** The exercise **
Go through the entries below, tally each line with the string "servis", and give the final number by itself.

Saved data entries

%%

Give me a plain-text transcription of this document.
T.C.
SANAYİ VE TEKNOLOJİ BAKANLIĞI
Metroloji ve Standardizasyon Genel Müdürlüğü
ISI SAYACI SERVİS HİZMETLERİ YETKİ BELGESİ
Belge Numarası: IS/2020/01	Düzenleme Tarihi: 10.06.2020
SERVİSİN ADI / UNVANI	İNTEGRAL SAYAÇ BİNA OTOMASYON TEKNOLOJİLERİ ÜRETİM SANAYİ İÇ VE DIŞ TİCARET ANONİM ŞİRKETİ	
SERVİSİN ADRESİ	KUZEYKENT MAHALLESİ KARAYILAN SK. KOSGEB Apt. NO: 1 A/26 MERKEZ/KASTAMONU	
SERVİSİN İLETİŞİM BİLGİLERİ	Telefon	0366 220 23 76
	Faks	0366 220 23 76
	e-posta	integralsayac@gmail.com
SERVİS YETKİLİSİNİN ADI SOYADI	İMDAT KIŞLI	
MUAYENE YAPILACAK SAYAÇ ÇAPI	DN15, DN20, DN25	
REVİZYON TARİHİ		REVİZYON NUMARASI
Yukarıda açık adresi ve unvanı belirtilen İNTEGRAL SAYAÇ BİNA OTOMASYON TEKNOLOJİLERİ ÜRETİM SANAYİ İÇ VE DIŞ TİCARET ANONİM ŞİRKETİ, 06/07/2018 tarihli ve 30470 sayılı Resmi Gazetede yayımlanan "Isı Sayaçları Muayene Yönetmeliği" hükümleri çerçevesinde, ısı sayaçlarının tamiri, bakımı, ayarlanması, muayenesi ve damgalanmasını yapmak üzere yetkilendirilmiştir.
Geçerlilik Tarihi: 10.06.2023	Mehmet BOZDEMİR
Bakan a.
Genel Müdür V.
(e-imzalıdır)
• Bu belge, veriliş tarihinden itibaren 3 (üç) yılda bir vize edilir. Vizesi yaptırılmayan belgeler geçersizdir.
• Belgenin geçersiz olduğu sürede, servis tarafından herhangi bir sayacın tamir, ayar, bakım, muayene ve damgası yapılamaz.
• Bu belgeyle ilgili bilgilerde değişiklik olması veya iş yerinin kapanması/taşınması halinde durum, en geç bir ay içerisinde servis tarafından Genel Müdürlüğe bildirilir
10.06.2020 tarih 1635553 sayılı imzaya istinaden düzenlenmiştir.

%%

** Response to the task **
2